» WHAT YOU ARE ASKED TO DO
Tally the lines that hold the word "Study" and reply with that figure only.

━━━━━━━━

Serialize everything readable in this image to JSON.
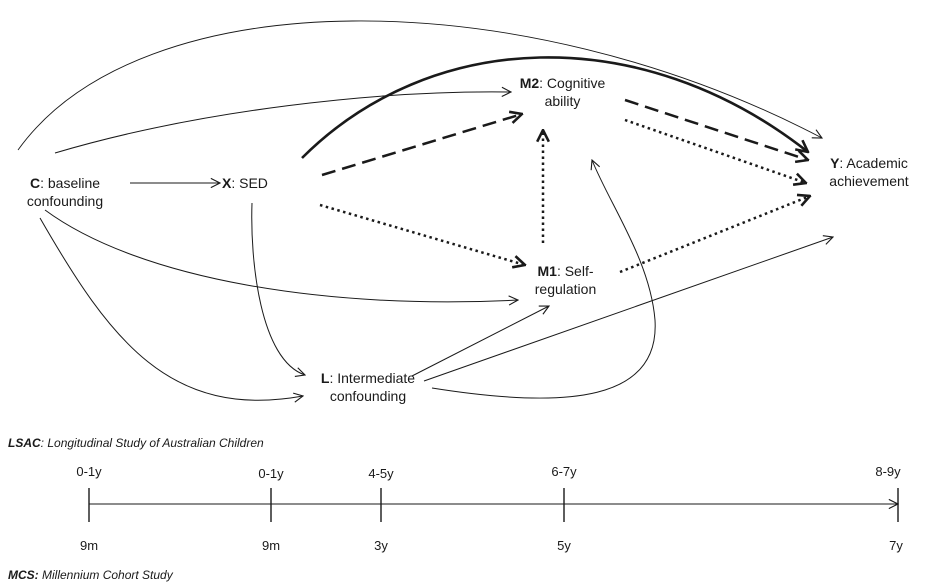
{
  "nodes": {
    "c": {
      "bold": "C",
      "rest": ": baseline",
      "line2": "confounding"
    },
    "x": {
      "bold": "X",
      "rest": ": SED"
    },
    "m2": {
      "bold": "M2",
      "rest": ": Cognitive",
      "line2": "ability"
    },
    "m1": {
      "bold": "M1",
      "rest": ": Self-",
      "line2": "regulation"
    },
    "l": {
      "bold": "L",
      "rest": ": Intermediate",
      "line2": "confounding"
    },
    "y": {
      "bold": "Y",
      "rest": ": Academic",
      "line2": "achievement"
    }
  },
  "lsac": {
    "bold": "LSAC",
    "rest": ": Longitudinal Study of Australian Children"
  },
  "mcs": {
    "bold": "MCS:",
    "rest": " Millennium Cohort Study"
  },
  "timeline": {
    "top": [
      "0-1y",
      "0-1y",
      "4-5y",
      "6-7y",
      "8-9y"
    ],
    "bottom": [
      "9m",
      "9m",
      "3y",
      "5y",
      "7y"
    ]
  }
}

━━━━━━━━

» ANSWER TO THIS EXERCISE
2